== Data section ==
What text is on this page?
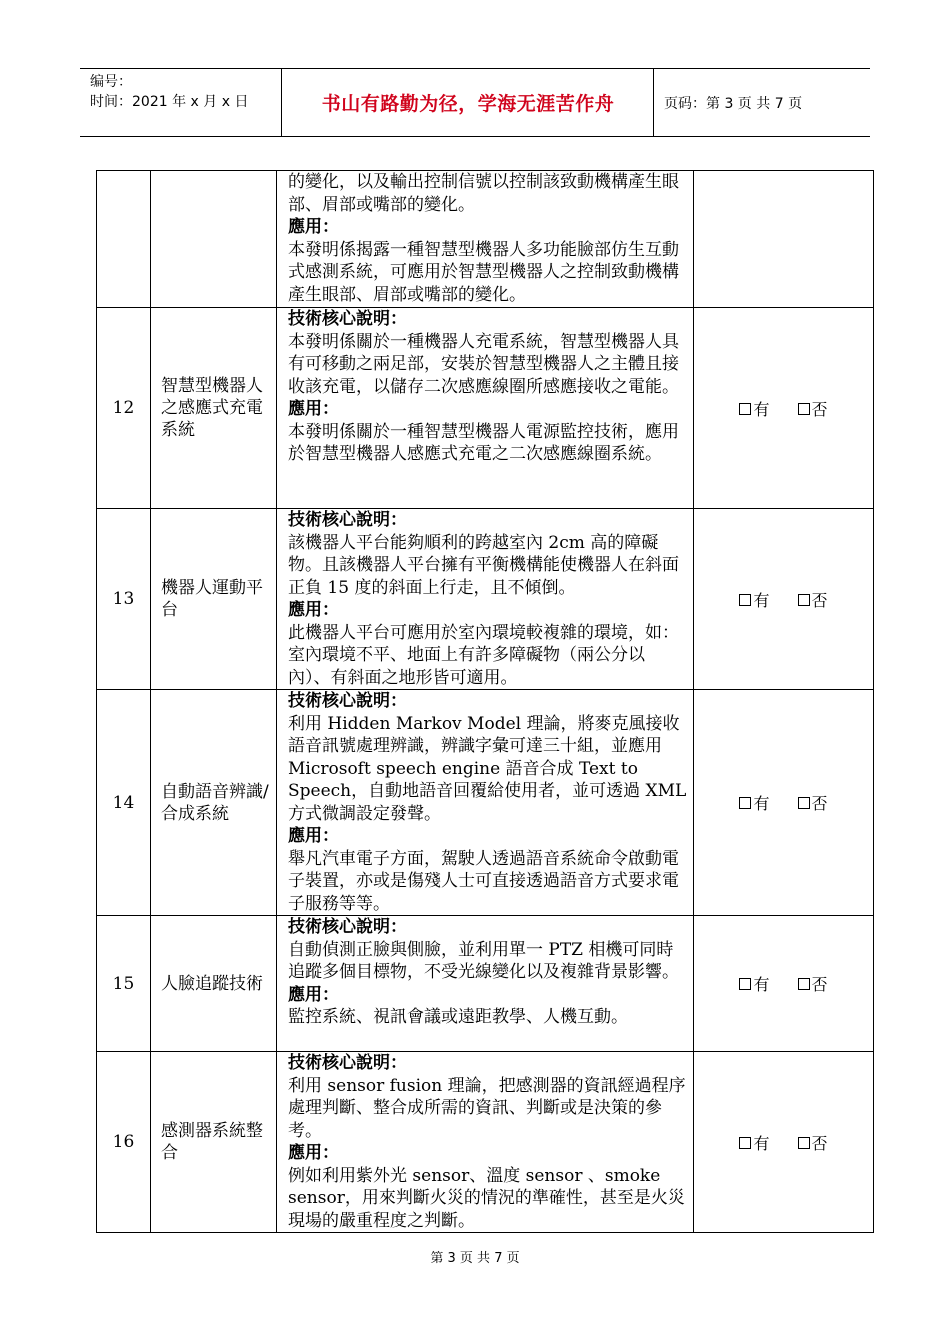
编号：
时间：2021 年 x 月 x 日	书山有路勤为径，学海无涯苦作舟	页码：第 3 页 共 7 页

		的變化，以及輸出控制信號以控制該致動機構產生眼部、眉部或嘴部的變化。
應用：
本發明係揭露一種智慧型機器人多功能臉部仿生互動式感測系統，可應用於智慧型機器人之控制致動機構產生眼部、眉部或嘴部的變化。	

12	智慧型機器人之感應式充電系統	技術核心說明：
本發明係關於一種機器人充電系統，智慧型機器人具有可移動之兩足部，安裝於智慧型機器人之主體且接收該充電，以儲存二次感應線圈所感應接收之電能。
應用：
本發明係關於一種智慧型機器人電源監控技術，應用於智慧型機器人感應式充電之二次感應線圈系統。	有 否
13	機器人運動平台	技術核心說明：
該機器人平台能夠順利的跨越室內 2cm 高的障礙物。且該機器人平台擁有平衡機構能使機器人在斜面正負 15 度的斜面上行走，且不傾倒。
應用：
此機器人平台可應用於室內環境較複雜的環境，如：室內環境不平、地面上有許多障礙物（兩公分以內）、有斜面之地形皆可適用。	有 否
14	自動語音辨識/合成系統	技術核心說明：
利用 Hidden Markov Model 理論，將麥克風接收語音訊號處理辨識，辨識字彙可達三十組，並應用 Microsoft speech engine 語音合成 Text to Speech，自動地語音回覆給使用者，並可透過 XML 方式微調設定發聲。
應用：
舉凡汽車電子方面，駕駛人透過語音系統命令啟動電子裝置，亦或是傷殘人士可直接透過語音方式要求電子服務等等。	有 否
15	人臉追蹤技術	技術核心說明：
自動偵測正臉與側臉，並利用單一 PTZ 相機可同時追蹤多個目標物，不受光線變化以及複雜背景影響。
應用：
監控系統、視訊會議或遠距教學、人機互動。	有 否
16	感測器系統整合	技術核心說明：
利用 sensor fusion 理論，把感測器的資訊經過程序處理判斷、整合成所需的資訊、判斷或是決策的參考。
應用：
例如利用紫外光 sensor、溫度 sensor 、smoke sensor，用來判斷火災的情況的準確性，甚至是火災現場的嚴重程度之判斷。	有 否
第 3 页 共 7 页
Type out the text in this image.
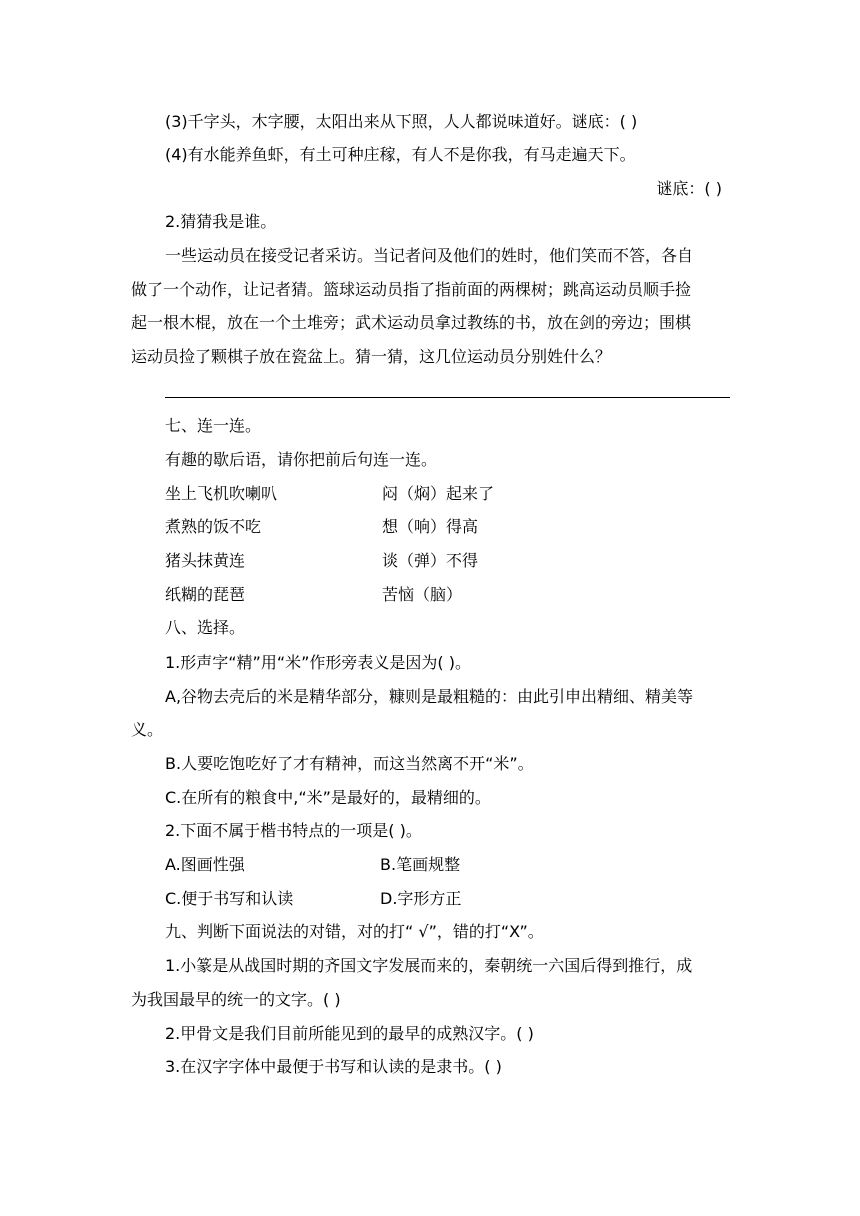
(3)千字头，木字腰，太阳出来从下照，人人都说味道好。谜底：( )
(4)有水能养鱼虾，有土可种庄稼，有人不是你我，有马走遍天下。
谜底：( )
2.猜猜我是谁。
一些运动员在接受记者采访。当记者问及他们的姓时，他们笑而不答，各自
做了一个动作，让记者猜。篮球运动员指了指前面的两棵树；跳高运动员顺手捡
起一根木棍，放在一个土堆旁；武术运动员拿过教练的书，放在剑的旁边；围棋
运动员捡了颗棋子放在瓷盆上。猜一猜，这几位运动员分别姓什么？
七、连一连。
有趣的歇后语，请你把前后句连一连。
坐上飞机吹喇叭	闷（焖）起来了
煮熟的饭不吃	想（响）得高
猪头抹黄连	谈（弹）不得
纸糊的琵琶	苦恼（脑）
八、选择。
1.形声字“精”用“米”作形旁表义是因为( )。
A,谷物去壳后的米是精华部分，糠则是最粗糙的：由此引申出精细、精美等
义。
B.人要吃饱吃好了才有精神，而这当然离不开“米”。
C.在所有的粮食中,“米”是最好的，最精细的。
2.下面不属于楷书特点的一项是( )。
A.图画性强	B.笔画规整
C.便于书写和认读	D.字形方正
九、判断下面说法的对错，对的打“ √”，错的打“X”。
1.小篆是从战国时期的齐国文字发展而来的，秦朝统一六国后得到推行，成
为我国最早的统一的文字。( )
2.甲骨文是我们目前所能见到的最早的成熟汉字。( )
3.在汉字字体中最便于书写和认读的是隶书。( )
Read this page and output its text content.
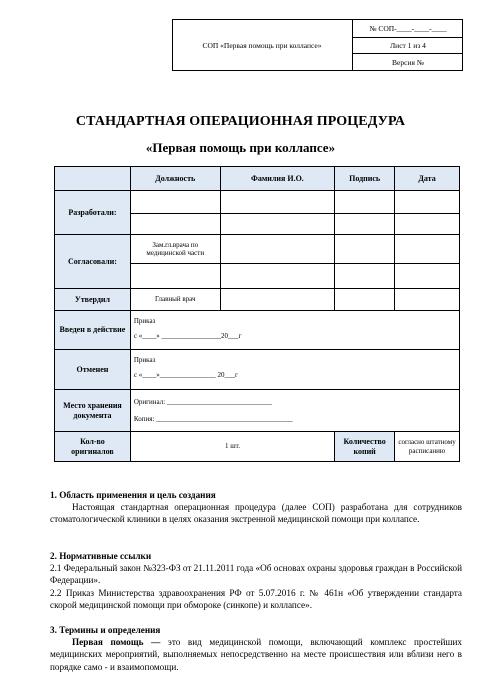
СОП «Первая помощь при коллапсе»
№ СОП-____-____-____
Лист 1 из 4
Версия №
СТАНДАРТНАЯ ОПЕРАЦИОННАЯ ПРОЦЕДУРА
«Первая помощь при коллапсе»
	Должность	Фамилия И.О.	Подпись	Дата
Разработали:				

Согласовали:	Зам.гл.врача по медицинской части			

Утвердил	Главный врач			
Введен в действие	Приказ
с «____» _________________20___г			

Отменен	Приказ
с «____»________________ 20___г			

Место хранения документа	Оригинал: ______________________________
Копия: _______________________________________			

Кол-во оригиналов	1 шт.		Количество копий	согласно штатному расписанию
1. Область применения и цель создания
Настоящая стандартная операционная процедура (далее СОП) разработана для сотрудников стоматологической клиники в целях оказания экстренной медицинской помощи при коллапсе.
2. Нормативные ссылки
2.1 Федеральный закон №323-ФЗ от 21.11.2011 года «Об основах охраны здоровья граждан в Российской Федерации».
2.2 Приказ Министерства здравоохранения РФ от 5.07.2016 г. № 461н «Об утверждении стандарта скорой медицинской помощи при обмороке (синкопе) и коллапсе».
3. Термины и определения
Первая помощь — это вид медицинской помощи, включающий комплекс простейших медицинских мероприятий, выполняемых непосредственно на месте происшествия или вблизи него в порядке само - и взаимопомощи.
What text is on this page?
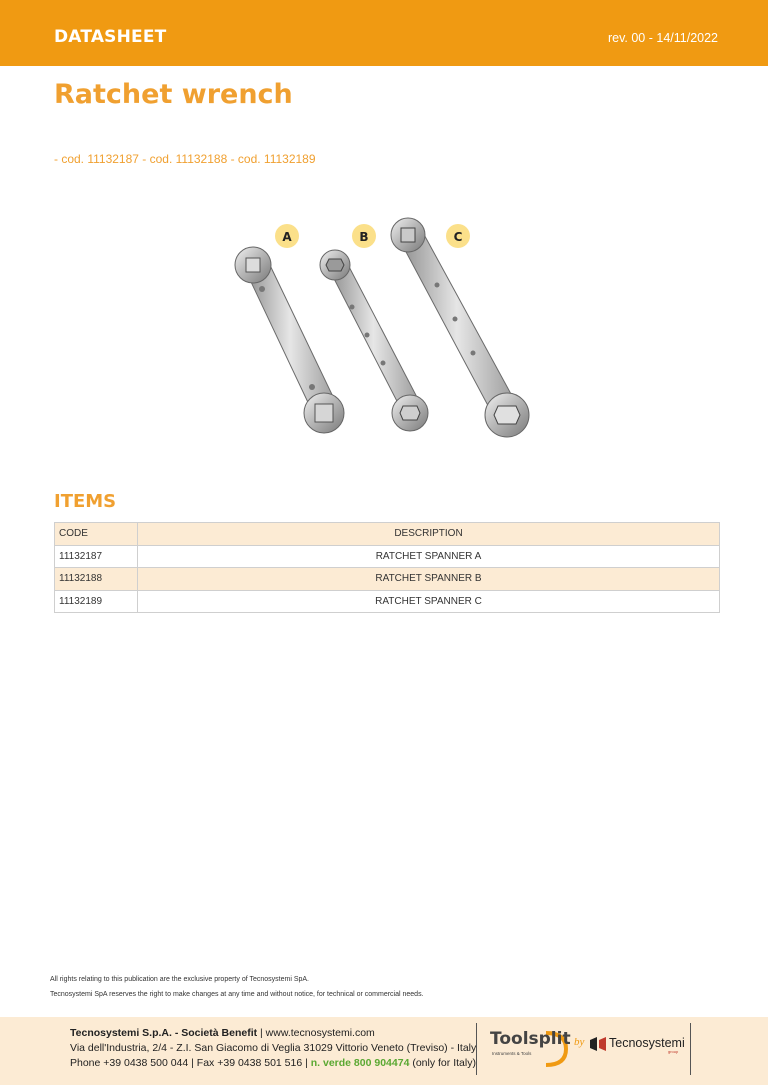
DATASHEET	rev. 00 - 14/11/2022
Ratchet wrench
- cod. 11132187 - cod. 11132188 - cod. 11132189
A	B	C
ITEMS
CODE	DESCRIPTION
11132187	RATCHET SPANNER A
11132188	RATCHET SPANNER B
11132189	RATCHET SPANNER C
All rights relating to this publication are the exclusive property of Tecnosystemi SpA.
Tecnosystemi SpA reserves the right to make changes at any time and without notice, for technical or commercial needs.
Tecnosystemi S.p.A. - Società Benefit | www.tecnosystemi.com
Via dell'Industria, 2/4 - Z.I. San Giacomo di Veglia 31029 Vittorio Veneto (Treviso) - Italy
Phone +39 0438 500 044 | Fax +39 0438 501 516 | n. verde 800 904474 (only for Italy)
Toolsplit
Instruments & Tools
by Tecnosystemi
group
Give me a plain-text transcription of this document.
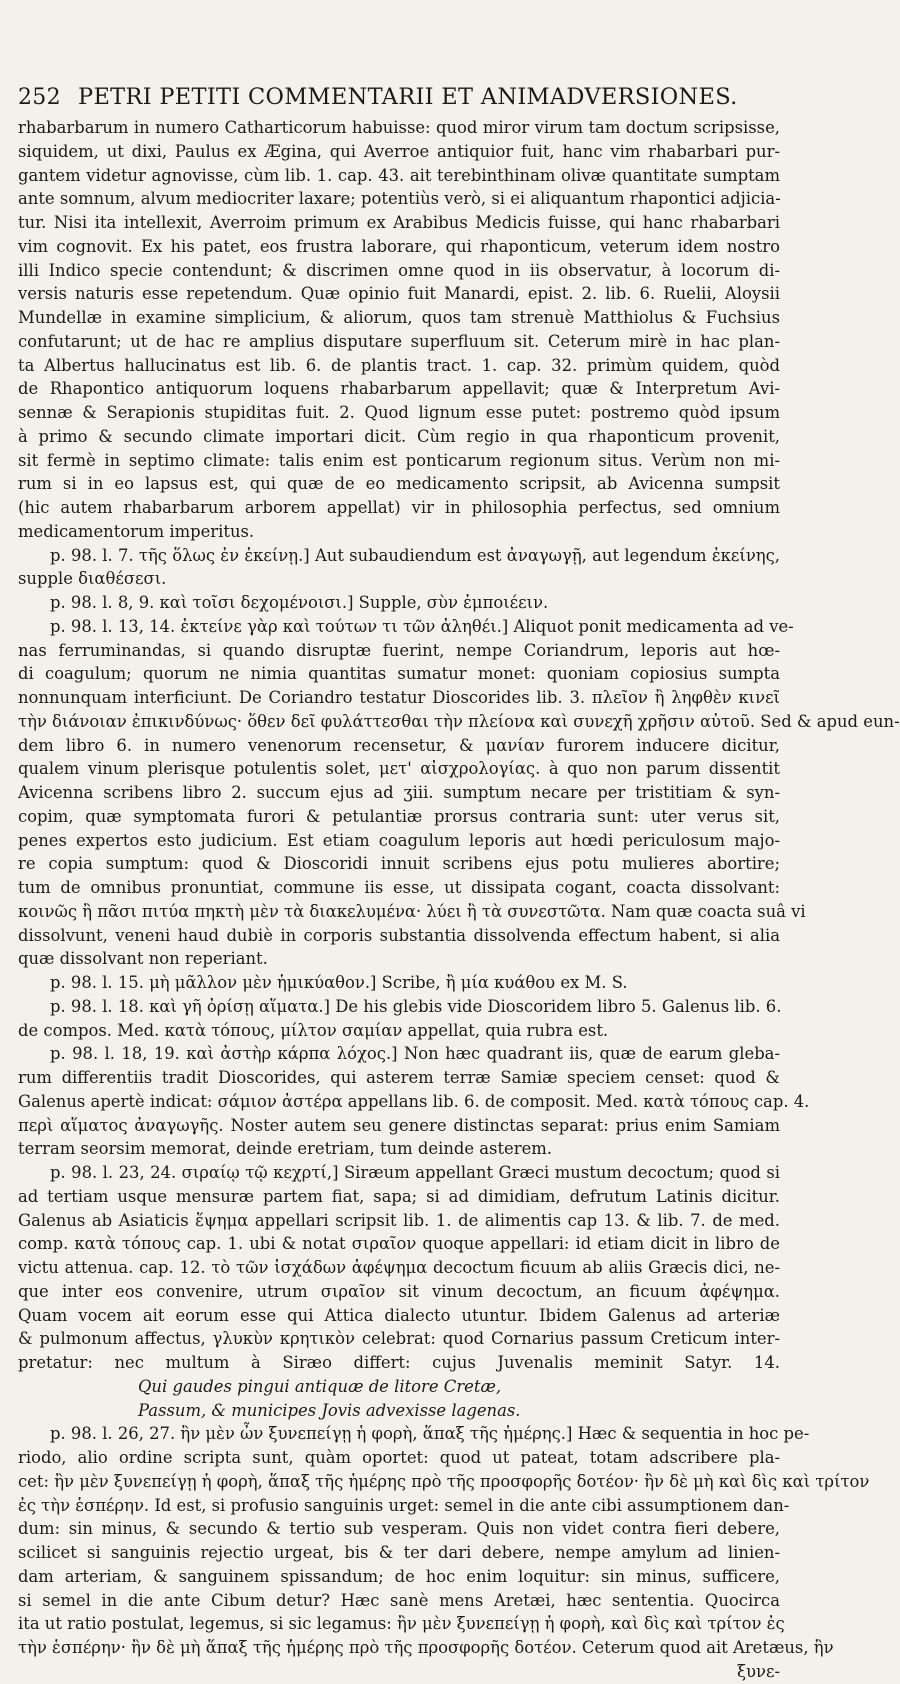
252 PETRI PETITI COMMENTARII ET ANIMADVERSIONES.
rhabarbarum in numero Catharticorum habuisse: quod miror virum tam doctum scripsisse,
siquidem, ut dixi, Paulus ex Ægina, qui Averroe antiquior fuit, hanc vim rhabarbari pur-
gantem videtur agnovisse, cùm lib. 1. cap. 43. ait terebinthinam olivæ quantitate sumptam
ante somnum, alvum mediocriter laxare; potentiùs verò, si ei aliquantum rhapontici adjicia-
tur. Nisi ita intellexit, Averroim primum ex Arabibus Medicis fuisse, qui hanc rhabarbari
vim cognovit. Ex his patet, eos frustra laborare, qui rhaponticum, veterum idem nostro
illi Indico specie contendunt; & discrimen omne quod in iis observatur, à locorum di-
versis naturis esse repetendum. Quæ opinio fuit Manardi, epist. 2. lib. 6. Ruelii, Aloysii
Mundellæ in examine simplicium, & aliorum, quos tam strenuè Matthiolus & Fuchsius
confutarunt; ut de hac re amplius disputare superfluum sit. Ceterum mirè in hac plan-
ta Albertus hallucinatus est lib. 6. de plantis tract. 1. cap. 32. primùm quidem, quòd
de Rhapontico antiquorum loquens rhabarbarum appellavit; quæ & Interpretum Avi-
sennæ & Serapionis stupiditas fuit. 2. Quod lignum esse putet: postremo quòd ipsum
à primo & secundo climate importari dicit. Cùm regio in qua rhaponticum provenit,
sit fermè in septimo climate: talis enim est ponticarum regionum situs. Verùm non mi-
rum si in eo lapsus est, qui quæ de eo medicamento scripsit, ab Avicenna sumpsit
(hic autem rhabarbarum arborem appellat) vir in philosophia perfectus, sed omnium
medicamentorum imperitus.
p. 98. l. 7. τῆς ὅλως ἐν ἐκείνῃ.] Aut subaudiendum est ἀναγωγῇ, aut legendum ἐκείνης,
supple διαθέσεσι.
p. 98. l. 8, 9. καὶ τοῖσι δεχομένοισι.] Supple, σὺν ἐμποιέειν.
p. 98. l. 13, 14. ἐκτείνε γὰρ καὶ τούτων τι τῶν ἀληθέι.] Aliquot ponit medicamenta ad ve-
nas ferruminandas, si quando disruptæ fuerint, nempe Coriandrum, leporis aut hœ-
di coagulum; quorum ne nimia quantitas sumatur monet: quoniam copiosius sumpta
nonnunquam interficiunt. De Coriandro testatur Dioscorides lib. 3. πλεῖον ἢ ληφθὲν κινεῖ
τὴν διάνοιαν ἐπικινδύνως· ὅθεν δεῖ φυλάττεσθαι τὴν πλείονα καὶ συνεχῆ χρῆσιν αὐτοῦ. Sed & apud eun-
dem libro 6. in numero venenorum recensetur, & μανίαν furorem inducere dicitur,
qualem vinum plerisque potulentis solet, μετ' αἰσχρολογίας. à quo non parum dissentit
Avicenna scribens libro 2. succum ejus ad ʒiii. sumptum necare per tristitiam & syn-
copim, quæ symptomata furori & petulantiæ prorsus contraria sunt: uter verus sit,
penes expertos esto judicium. Est etiam coagulum leporis aut hœdi periculosum majo-
re copia sumptum: quod & Dioscoridi innuit scribens ejus potu mulieres abortire;
tum de omnibus pronuntiat, commune iis esse, ut dissipata cogant, coacta dissolvant:
κοινῶς ἢ πᾶσι πιτύα πηκτὴ μὲν τὰ διακελυμένα· λύει ἢ τὰ συνεστῶτα. Nam quæ coacta suâ vi
dissolvunt, veneni haud dubiè in corporis substantia dissolvenda effectum habent, si alia
quæ dissolvant non reperiant.
p. 98. l. 15. μὴ μᾶλλον μὲν ἡμικύαθον.] Scribe, ἢ μία κυάθου ex M. S.
p. 98. l. 18. καὶ γῆ ὀρίσῃ αἵματα.] De his glebis vide Dioscoridem libro 5. Galenus lib. 6.
de compos. Med. κατὰ τόπους, μίλτον σαμίαν appellat, quia rubra est.
p. 98. l. 18, 19. καὶ ἀστὴρ κάρπα λόχος.] Non hæc quadrant iis, quæ de earum gleba-
rum differentiis tradit Dioscorides, qui asterem terræ Samiæ speciem censet: quod &
Galenus apertè indicat: σάμιον ἀστέρα appellans lib. 6. de composit. Med. κατὰ τόπους cap. 4.
περὶ αἵματος ἀναγωγῆς. Noster autem seu genere distinctas separat: prius enim Samiam
terram seorsim memorat, deinde eretriam, tum deinde asterem.
p. 98. l. 23, 24. σιραίῳ τῷ κεχρτί,] Siræum appellant Græci mustum decoctum; quod si
ad tertiam usque mensuræ partem fiat, sapa; si ad dimidiam, defrutum Latinis dicitur.
Galenus ab Asiaticis ἕψημα appellari scripsit lib. 1. de alimentis cap 13. & lib. 7. de med.
comp. κατὰ τόπους cap. 1. ubi & notat σιραῖον quoque appellari: id etiam dicit in libro de
victu attenua. cap. 12. τὸ τῶν ἰσχάδων ἀφέψημα decoctum ficuum ab aliis Græcis dici, ne-
que inter eos convenire, utrum σιραῖον sit vinum decoctum, an ficuum ἀφέψημα.
Quam vocem ait eorum esse qui Attica dialecto utuntur. Ibidem Galenus ad arteriæ
& pulmonum affectus, γλυκὺν κρητικὸν celebrat: quod Cornarius passum Creticum inter-
pretatur: nec multum à Siræo differt: cujus Juvenalis meminit Satyr. 14.
Qui gaudes pingui antiquæ de litore Cretæ,
Passum, & municipes Jovis advexisse lagenas.
p. 98. l. 26, 27. ἢν μὲν ὦν ξυνεπείγῃ ἡ φορὴ, ἅπαξ τῆς ἡμέρης.] Hæc & sequentia in hoc pe-
riodo, alio ordine scripta sunt, quàm oportet: quod ut pateat, totam adscribere pla-
cet: ἢν μὲν ξυνεπείγῃ ἡ φορὴ, ἅπαξ τῆς ἡμέρης πρὸ τῆς προσφορῆς δοτέον· ἢν δὲ μὴ καὶ δὶς καὶ τρίτον
ἐς τὴν ἑσπέρην. Id est, si profusio sanguinis urget: semel in die ante cibi assumptionem dan-
dum: sin minus, & secundo & tertio sub vesperam. Quis non videt contra fieri debere,
scilicet si sanguinis rejectio urgeat, bis & ter dari debere, nempe amylum ad linien-
dam arteriam, & sanguinem spissandum; de hoc enim loquitur: sin minus, sufficere,
si semel in die ante Cibum detur? Hæc sanè mens Aretæi, hæc sententia. Quocirca
ita ut ratio postulat, legemus, si sic legamus: ἢν μὲν ξυνεπείγῃ ἡ φορὴ, καὶ δὶς καὶ τρίτον ἐς
τὴν ἑσπέρην· ἢν δὲ μὴ ἅπαξ τῆς ἡμέρης πρὸ τῆς προσφορῆς δοτέον. Ceterum quod ait Aretæus, ἢν
ξυνε-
===
From the entries above, copy every line that holds the word "climate".

• _Answer for this exercise_
à primo & secundo climate importari dicit. Cùm regio in qua rhaponticum provenit,
sit fermè in septimo climate: talis enim est ponticarum regionum situs. Verùm non mi-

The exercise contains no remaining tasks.